• **Your objective**
Leave out the pictures and repeat the rest of the material exactly.

• **Dataset rows**
....................

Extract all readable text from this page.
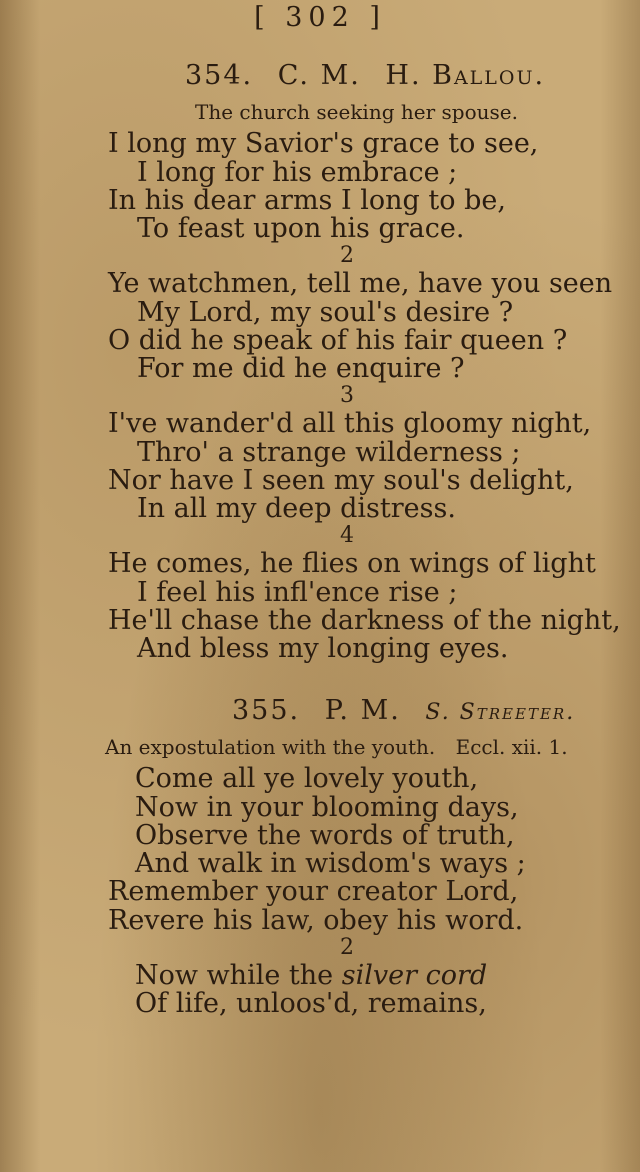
[ 302 ]
354. C. M. H. Ballou.
The church seeking her spouse.
I long my Savior's grace to see,
I long for his embrace ;
In his dear arms I long to be,
To feast upon his grace.
2
Ye watchmen, tell me, have you seen
My Lord, my soul's desire ?
O did he speak of his fair queen ?
For me did he enquire ?
3
I've wander'd all this gloomy night,
Thro' a strange wilderness ;
Nor have I seen my soul's delight,
In all my deep distress.
4
He comes, he flies on wings of light
I feel his infl'ence rise ;
He'll chase the darkness of the night,
And bless my longing eyes.
355. P. M. S. Streeter.
An expostulation with the youth. Eccl. xii. 1.
Come all ye lovely youth,
Now in your blooming days,
Observe the words of truth,
And walk in wisdom's ways ;
Remember your creator Lord,
Revere his law, obey his word.
2
Now while the silver cord
Of life, unloos'd, remains,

....................

• **Result of the exercise**
Extract all readable text from this page.
[ 302 ]
354. C. M. H. Ballou.
The church seeking her spouse.
I long my Savior's grace to see,
I long for his embrace ;
In his dear arms I long to be,
To feast upon his grace.
2
Ye watchmen, tell me, have you seen
My Lord, my soul's desire ?
O did he speak of his fair queen ?
For me did he enquire ?
3
I've wander'd all this gloomy night,
Thro' a strange wilderness ;
Nor have I seen my soul's delight,
In all my deep distress.
4
He comes, he flies on wings of light
I feel his infl'ence rise ;
He'll chase the darkness of the night,
And bless my longing eyes.
355. P. M. S. Streeter.
An expostulation with the youth. Eccl. xii. 1.
Come all ye lovely youth,
Now in your blooming days,
Observe the words of truth,
And walk in wisdom's ways ;
Remember your creator Lord,
Revere his law, obey his word.
2
Now while the silver cord
Of life, unloos'd, remains,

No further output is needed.